**Problem to work on**
Go through the records underneath and write each one out again exactly.

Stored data
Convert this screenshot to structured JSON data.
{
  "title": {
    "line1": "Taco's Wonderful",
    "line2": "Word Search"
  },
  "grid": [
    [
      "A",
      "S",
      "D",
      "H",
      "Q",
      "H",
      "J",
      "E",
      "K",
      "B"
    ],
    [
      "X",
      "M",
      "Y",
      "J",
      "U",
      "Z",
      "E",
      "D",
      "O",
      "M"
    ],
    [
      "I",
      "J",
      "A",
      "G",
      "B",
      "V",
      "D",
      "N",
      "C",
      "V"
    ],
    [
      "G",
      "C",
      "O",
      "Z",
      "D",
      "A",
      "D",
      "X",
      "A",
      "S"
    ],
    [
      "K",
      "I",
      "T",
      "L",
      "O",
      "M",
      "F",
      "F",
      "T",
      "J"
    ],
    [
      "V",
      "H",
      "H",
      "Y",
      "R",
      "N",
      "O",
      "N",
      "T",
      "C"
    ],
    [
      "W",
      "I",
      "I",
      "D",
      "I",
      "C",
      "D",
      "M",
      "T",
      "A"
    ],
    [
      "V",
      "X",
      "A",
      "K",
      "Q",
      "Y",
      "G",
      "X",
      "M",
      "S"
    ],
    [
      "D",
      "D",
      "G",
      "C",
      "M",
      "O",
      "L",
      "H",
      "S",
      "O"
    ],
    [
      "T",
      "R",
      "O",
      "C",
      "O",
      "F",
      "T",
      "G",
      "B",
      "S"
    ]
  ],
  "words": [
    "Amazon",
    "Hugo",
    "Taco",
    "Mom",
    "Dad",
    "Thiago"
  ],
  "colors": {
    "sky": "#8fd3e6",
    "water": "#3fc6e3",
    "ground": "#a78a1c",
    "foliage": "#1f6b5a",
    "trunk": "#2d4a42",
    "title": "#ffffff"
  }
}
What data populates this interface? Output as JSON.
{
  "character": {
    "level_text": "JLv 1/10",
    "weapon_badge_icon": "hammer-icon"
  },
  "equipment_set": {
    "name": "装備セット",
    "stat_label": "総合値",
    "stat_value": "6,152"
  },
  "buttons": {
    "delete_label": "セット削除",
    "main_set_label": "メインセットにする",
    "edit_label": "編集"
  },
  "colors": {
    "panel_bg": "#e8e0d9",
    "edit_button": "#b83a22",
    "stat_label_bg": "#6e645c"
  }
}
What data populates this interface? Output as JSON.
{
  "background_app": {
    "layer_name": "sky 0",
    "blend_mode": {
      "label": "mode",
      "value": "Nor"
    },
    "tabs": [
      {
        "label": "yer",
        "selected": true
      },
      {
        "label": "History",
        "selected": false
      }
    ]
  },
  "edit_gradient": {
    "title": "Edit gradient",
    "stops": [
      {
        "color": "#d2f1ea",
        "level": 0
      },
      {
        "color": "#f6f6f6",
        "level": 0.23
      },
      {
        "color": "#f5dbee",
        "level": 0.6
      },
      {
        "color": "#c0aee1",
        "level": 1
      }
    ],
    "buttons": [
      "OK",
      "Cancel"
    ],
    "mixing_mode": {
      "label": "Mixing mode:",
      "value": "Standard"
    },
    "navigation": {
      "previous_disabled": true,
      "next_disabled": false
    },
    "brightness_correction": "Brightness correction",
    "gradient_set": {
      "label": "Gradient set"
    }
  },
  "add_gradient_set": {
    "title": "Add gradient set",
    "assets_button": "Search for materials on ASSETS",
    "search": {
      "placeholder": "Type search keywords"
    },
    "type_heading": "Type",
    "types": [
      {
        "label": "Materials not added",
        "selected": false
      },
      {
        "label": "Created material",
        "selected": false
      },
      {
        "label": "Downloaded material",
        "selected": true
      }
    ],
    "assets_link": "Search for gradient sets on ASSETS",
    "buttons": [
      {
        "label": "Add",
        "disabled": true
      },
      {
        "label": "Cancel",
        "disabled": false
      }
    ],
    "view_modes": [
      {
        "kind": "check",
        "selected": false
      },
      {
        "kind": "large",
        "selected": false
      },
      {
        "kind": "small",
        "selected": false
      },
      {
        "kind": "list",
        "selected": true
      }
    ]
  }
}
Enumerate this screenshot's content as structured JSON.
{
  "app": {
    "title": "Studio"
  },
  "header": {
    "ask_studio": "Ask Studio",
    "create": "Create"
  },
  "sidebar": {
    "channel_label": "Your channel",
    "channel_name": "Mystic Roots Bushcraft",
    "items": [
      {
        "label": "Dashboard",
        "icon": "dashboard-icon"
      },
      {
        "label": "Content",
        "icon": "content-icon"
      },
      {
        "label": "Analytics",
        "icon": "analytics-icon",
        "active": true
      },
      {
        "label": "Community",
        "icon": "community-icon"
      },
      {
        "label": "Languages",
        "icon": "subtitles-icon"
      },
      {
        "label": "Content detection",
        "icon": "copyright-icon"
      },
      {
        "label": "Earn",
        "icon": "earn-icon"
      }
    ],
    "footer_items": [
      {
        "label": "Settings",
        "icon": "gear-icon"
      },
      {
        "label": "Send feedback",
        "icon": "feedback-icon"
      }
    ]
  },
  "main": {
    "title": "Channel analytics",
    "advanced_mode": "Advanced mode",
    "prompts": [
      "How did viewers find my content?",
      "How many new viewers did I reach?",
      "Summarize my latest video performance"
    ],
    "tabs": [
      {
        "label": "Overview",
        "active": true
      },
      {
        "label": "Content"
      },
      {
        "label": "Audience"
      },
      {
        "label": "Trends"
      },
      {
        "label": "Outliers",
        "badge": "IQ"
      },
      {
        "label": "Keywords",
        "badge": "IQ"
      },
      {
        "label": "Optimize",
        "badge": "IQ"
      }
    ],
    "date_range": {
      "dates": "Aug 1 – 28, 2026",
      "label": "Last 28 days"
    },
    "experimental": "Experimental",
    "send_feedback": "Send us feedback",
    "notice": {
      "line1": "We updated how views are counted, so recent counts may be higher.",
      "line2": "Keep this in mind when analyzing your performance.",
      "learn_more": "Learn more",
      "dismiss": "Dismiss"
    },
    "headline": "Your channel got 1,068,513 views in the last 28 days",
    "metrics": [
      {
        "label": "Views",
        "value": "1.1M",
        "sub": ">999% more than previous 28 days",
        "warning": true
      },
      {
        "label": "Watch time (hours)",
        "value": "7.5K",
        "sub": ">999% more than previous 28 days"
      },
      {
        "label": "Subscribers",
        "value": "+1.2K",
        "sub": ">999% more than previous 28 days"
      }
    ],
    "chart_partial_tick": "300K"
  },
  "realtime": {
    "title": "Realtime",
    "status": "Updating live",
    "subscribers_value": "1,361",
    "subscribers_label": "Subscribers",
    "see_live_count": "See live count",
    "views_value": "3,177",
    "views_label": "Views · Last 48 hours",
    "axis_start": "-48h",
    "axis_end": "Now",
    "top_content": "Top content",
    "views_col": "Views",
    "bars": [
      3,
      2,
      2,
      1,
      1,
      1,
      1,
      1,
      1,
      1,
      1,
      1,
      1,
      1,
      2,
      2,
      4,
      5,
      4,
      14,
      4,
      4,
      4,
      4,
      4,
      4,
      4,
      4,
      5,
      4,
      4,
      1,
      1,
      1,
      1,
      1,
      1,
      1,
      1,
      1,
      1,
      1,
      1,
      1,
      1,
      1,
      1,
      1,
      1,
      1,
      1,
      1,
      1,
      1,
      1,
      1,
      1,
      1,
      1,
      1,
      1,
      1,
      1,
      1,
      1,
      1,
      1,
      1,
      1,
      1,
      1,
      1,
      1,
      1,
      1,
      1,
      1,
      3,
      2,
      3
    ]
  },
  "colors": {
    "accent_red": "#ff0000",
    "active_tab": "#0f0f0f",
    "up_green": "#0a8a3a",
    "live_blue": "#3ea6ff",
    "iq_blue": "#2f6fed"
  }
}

**Problem solution**
Convert this screenshot to structured JSON data.
{
  "title": {
    "line1": "Taco's Wonderful",
    "line2": "Word Search"
  },
  "grid": [
    [
      "A",
      "S",
      "D",
      "H",
      "Q",
      "H",
      "J",
      "E",
      "K",
      "B"
    ],
    [
      "X",
      "M",
      "Y",
      "J",
      "U",
      "Z",
      "E",
      "D",
      "O",
      "M"
    ],
    [
      "I",
      "J",
      "A",
      "G",
      "B",
      "V",
      "D",
      "N",
      "C",
      "V"
    ],
    [
      "G",
      "C",
      "O",
      "Z",
      "D",
      "A",
      "D",
      "X",
      "A",
      "S"
    ],
    [
      "K",
      "I",
      "T",
      "L",
      "O",
      "M",
      "F",
      "F",
      "T",
      "J"
    ],
    [
      "V",
      "H",
      "H",
      "Y",
      "R",
      "N",
      "O",
      "N",
      "T",
      "C"
    ],
    [
      "W",
      "I",
      "I",
      "D",
      "I",
      "C",
      "D",
      "M",
      "T",
      "A"
    ],
    [
      "V",
      "X",
      "A",
      "K",
      "Q",
      "Y",
      "G",
      "X",
      "M",
      "S"
    ],
    [
      "D",
      "D",
      "G",
      "C",
      "M",
      "O",
      "L",
      "H",
      "S",
      "O"
    ],
    [
      "T",
      "R",
      "O",
      "C",
      "O",
      "F",
      "T",
      "G",
      "B",
      "S"
    ]
  ],
  "words": [
    "Amazon",
    "Hugo",
    "Taco",
    "Mom",
    "Dad",
    "Thiago"
  ],
  "colors": {
    "sky": "#8fd3e6",
    "water": "#3fc6e3",
    "ground": "#a78a1c",
    "foliage": "#1f6b5a",
    "trunk": "#2d4a42",
    "title": "#ffffff"
  }
}
What data populates this interface? Output as JSON.
{
  "character": {
    "level_text": "JLv 1/10",
    "weapon_badge_icon": "hammer-icon"
  },
  "equipment_set": {
    "name": "装備セット",
    "stat_label": "総合値",
    "stat_value": "6,152"
  },
  "buttons": {
    "delete_label": "セット削除",
    "main_set_label": "メインセットにする",
    "edit_label": "編集"
  },
  "colors": {
    "panel_bg": "#e8e0d9",
    "edit_button": "#b83a22",
    "stat_label_bg": "#6e645c"
  }
}
What data populates this interface? Output as JSON.
{
  "background_app": {
    "layer_name": "sky 0",
    "blend_mode": {
      "label": "mode",
      "value": "Nor"
    },
    "tabs": [
      {
        "label": "yer",
        "selected": true
      },
      {
        "label": "History",
        "selected": false
      }
    ]
  },
  "edit_gradient": {
    "title": "Edit gradient",
    "stops": [
      {
        "color": "#d2f1ea",
        "level": 0
      },
      {
        "color": "#f6f6f6",
        "level": 0.23
      },
      {
        "color": "#f5dbee",
        "level": 0.6
      },
      {
        "color": "#c0aee1",
        "level": 1
      }
    ],
    "buttons": [
      "OK",
      "Cancel"
    ],
    "mixing_mode": {
      "label": "Mixing mode:",
      "value": "Standard"
    },
    "navigation": {
      "previous_disabled": true,
      "next_disabled": false
    },
    "brightness_correction": "Brightness correction",
    "gradient_set": {
      "label": "Gradient set"
    }
  },
  "add_gradient_set": {
    "title": "Add gradient set",
    "assets_button": "Search for materials on ASSETS",
    "search": {
      "placeholder": "Type search keywords"
    },
    "type_heading": "Type",
    "types": [
      {
        "label": "Materials not added",
        "selected": false
      },
      {
        "label": "Created material",
        "selected": false
      },
      {
        "label": "Downloaded material",
        "selected": true
      }
    ],
    "assets_link": "Search for gradient sets on ASSETS",
    "buttons": [
      {
        "label": "Add",
        "disabled": true
      },
      {
        "label": "Cancel",
        "disabled": false
      }
    ],
    "view_modes": [
      {
        "kind": "check",
        "selected": false
      },
      {
        "kind": "large",
        "selected": false
      },
      {
        "kind": "small",
        "selected": false
      },
      {
        "kind": "list",
        "selected": true
      }
    ]
  }
}
Enumerate this screenshot's content as structured JSON.
{
  "app": {
    "title": "Studio"
  },
  "header": {
    "ask_studio": "Ask Studio",
    "create": "Create"
  },
  "sidebar": {
    "channel_label": "Your channel",
    "channel_name": "Mystic Roots Bushcraft",
    "items": [
      {
        "label": "Dashboard",
        "icon": "dashboard-icon"
      },
      {
        "label": "Content",
        "icon": "content-icon"
      },
      {
        "label": "Analytics",
        "icon": "analytics-icon",
        "active": true
      },
      {
        "label": "Community",
        "icon": "community-icon"
      },
      {
        "label": "Languages",
        "icon": "subtitles-icon"
      },
      {
        "label": "Content detection",
        "icon": "copyright-icon"
      },
      {
        "label": "Earn",
        "icon": "earn-icon"
      }
    ],
    "footer_items": [
      {
        "label": "Settings",
        "icon": "gear-icon"
      },
      {
        "label": "Send feedback",
        "icon": "feedback-icon"
      }
    ]
  },
  "main": {
    "title": "Channel analytics",
    "advanced_mode": "Advanced mode",
    "prompts": [
      "How did viewers find my content?",
      "How many new viewers did I reach?",
      "Summarize my latest video performance"
    ],
    "tabs": [
      {
        "label": "Overview",
        "active": true
      },
      {
        "label": "Content"
      },
      {
        "label": "Audience"
      },
      {
        "label": "Trends"
      },
      {
        "label": "Outliers",
        "badge": "IQ"
      },
      {
        "label": "Keywords",
        "badge": "IQ"
      },
      {
        "label": "Optimize",
        "badge": "IQ"
      }
    ],
    "date_range": {
      "dates": "Aug 1 – 28, 2026",
      "label": "Last 28 days"
    },
    "experimental": "Experimental",
    "send_feedback": "Send us feedback",
    "notice": {
      "line1": "We updated how views are counted, so recent counts may be higher.",
      "line2": "Keep this in mind when analyzing your performance.",
      "learn_more": "Learn more",
      "dismiss": "Dismiss"
    },
    "headline": "Your channel got 1,068,513 views in the last 28 days",
    "metrics": [
      {
        "label": "Views",
        "value": "1.1M",
        "sub": ">999% more than previous 28 days",
        "warning": true
      },
      {
        "label": "Watch time (hours)",
        "value": "7.5K",
        "sub": ">999% more than previous 28 days"
      },
      {
        "label": "Subscribers",
        "value": "+1.2K",
        "sub": ">999% more than previous 28 days"
      }
    ],
    "chart_partial_tick": "300K"
  },
  "realtime": {
    "title": "Realtime",
    "status": "Updating live",
    "subscribers_value": "1,361",
    "subscribers_label": "Subscribers",
    "see_live_count": "See live count",
    "views_value": "3,177",
    "views_label": "Views · Last 48 hours",
    "axis_start": "-48h",
    "axis_end": "Now",
    "top_content": "Top content",
    "views_col": "Views",
    "bars": [
      3,
      2,
      2,
      1,
      1,
      1,
      1,
      1,
      1,
      1,
      1,
      1,
      1,
      1,
      2,
      2,
      4,
      5,
      4,
      14,
      4,
      4,
      4,
      4,
      4,
      4,
      4,
      4,
      5,
      4,
      4,
      1,
      1,
      1,
      1,
      1,
      1,
      1,
      1,
      1,
      1,
      1,
      1,
      1,
      1,
      1,
      1,
      1,
      1,
      1,
      1,
      1,
      1,
      1,
      1,
      1,
      1,
      1,
      1,
      1,
      1,
      1,
      1,
      1,
      1,
      1,
      1,
      1,
      1,
      1,
      1,
      1,
      1,
      1,
      1,
      1,
      1,
      3,
      2,
      3
    ]
  },
  "colors": {
    "accent_red": "#ff0000",
    "active_tab": "#0f0f0f",
    "up_green": "#0a8a3a",
    "live_blue": "#3ea6ff",
    "iq_blue": "#2f6fed"
  }
}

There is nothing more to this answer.